(Directions):
Show only lines that include "خرجت".

* START Records for processing *

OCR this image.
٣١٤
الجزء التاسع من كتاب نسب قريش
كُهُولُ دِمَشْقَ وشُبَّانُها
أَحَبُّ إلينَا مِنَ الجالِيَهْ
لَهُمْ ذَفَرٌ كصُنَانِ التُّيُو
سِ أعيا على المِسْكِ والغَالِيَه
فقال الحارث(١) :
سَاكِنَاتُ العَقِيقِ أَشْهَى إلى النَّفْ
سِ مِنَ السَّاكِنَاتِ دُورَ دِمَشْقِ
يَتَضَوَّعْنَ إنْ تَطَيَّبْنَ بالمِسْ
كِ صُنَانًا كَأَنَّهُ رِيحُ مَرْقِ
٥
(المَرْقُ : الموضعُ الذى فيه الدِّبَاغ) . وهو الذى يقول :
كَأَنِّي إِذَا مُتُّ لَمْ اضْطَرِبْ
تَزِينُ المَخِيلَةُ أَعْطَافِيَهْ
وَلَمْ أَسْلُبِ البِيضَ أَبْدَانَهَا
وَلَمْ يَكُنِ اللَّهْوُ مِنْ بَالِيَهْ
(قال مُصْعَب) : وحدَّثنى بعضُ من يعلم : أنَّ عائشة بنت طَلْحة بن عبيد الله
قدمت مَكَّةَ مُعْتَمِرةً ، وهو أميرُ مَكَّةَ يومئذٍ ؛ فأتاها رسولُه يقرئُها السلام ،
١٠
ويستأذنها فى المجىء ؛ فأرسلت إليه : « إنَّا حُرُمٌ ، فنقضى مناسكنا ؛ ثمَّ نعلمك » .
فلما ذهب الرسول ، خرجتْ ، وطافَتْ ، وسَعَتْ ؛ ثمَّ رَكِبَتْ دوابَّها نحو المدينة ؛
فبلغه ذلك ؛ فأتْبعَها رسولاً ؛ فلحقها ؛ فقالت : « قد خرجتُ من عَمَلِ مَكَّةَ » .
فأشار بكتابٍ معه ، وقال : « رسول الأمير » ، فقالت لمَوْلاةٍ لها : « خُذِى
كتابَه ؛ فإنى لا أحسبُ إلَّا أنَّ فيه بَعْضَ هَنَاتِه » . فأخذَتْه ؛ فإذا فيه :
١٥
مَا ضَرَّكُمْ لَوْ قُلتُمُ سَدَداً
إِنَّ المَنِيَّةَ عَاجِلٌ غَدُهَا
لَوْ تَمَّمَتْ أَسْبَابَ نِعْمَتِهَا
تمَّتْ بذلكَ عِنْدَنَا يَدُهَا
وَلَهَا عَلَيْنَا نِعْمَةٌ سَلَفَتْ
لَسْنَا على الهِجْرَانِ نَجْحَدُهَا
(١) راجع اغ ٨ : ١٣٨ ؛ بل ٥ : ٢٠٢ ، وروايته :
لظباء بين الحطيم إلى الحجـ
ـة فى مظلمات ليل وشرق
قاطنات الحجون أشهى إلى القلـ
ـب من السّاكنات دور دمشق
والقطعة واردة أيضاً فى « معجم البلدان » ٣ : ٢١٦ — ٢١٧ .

* END Records for processing *

(Expected output):
فلما ذهب الرسول ، خرجتْ ، وطافَتْ ، وسَعَتْ ؛ ثمَّ رَكِبَتْ دوابَّها نحو المدينة ؛
فبلغه ذلك ؛ فأتْبعَها رسولاً ؛ فلحقها ؛ فقالت : « قد خرجتُ من عَمَلِ مَكَّةَ » .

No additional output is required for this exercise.